Set task - Return all of the entries exactly as written.

Information given -
= = = = =
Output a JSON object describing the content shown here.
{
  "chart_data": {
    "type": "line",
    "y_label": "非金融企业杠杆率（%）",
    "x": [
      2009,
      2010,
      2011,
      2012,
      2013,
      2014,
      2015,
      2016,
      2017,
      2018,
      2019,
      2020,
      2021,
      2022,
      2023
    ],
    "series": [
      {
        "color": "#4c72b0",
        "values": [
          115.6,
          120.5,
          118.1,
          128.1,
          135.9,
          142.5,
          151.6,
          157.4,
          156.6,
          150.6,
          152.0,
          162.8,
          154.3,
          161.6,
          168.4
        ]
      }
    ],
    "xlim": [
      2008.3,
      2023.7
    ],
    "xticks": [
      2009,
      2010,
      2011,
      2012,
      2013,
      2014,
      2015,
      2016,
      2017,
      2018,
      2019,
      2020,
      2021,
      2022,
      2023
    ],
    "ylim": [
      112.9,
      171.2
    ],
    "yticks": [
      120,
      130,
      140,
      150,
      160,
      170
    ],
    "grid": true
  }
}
= = = = =
Response to the task -
Output a JSON object describing the content shown here.
{
  "chart_data": {
    "type": "line",
    "y_label": "非金融企业杠杆率（%）",
    "x": [
      2009,
      2010,
      2011,
      2012,
      2013,
      2014,
      2015,
      2016,
      2017,
      2018,
      2019,
      2020,
      2021,
      2022,
      2023
    ],
    "series": [
      {
        "color": "#4c72b0",
        "values": [
          115.6,
          120.5,
          118.1,
          128.1,
          135.9,
          142.5,
          151.6,
          157.4,
          156.6,
          150.6,
          152.0,
          162.8,
          154.3,
          161.6,
          168.4
        ]
      }
    ],
    "xlim": [
      2008.3,
      2023.7
    ],
    "xticks": [
      2009,
      2010,
      2011,
      2012,
      2013,
      2014,
      2015,
      2016,
      2017,
      2018,
      2019,
      2020,
      2021,
      2022,
      2023
    ],
    "ylim": [
      112.9,
      171.2
    ],
    "yticks": [
      120,
      130,
      140,
      150,
      160,
      170
    ],
    "grid": true
  }
}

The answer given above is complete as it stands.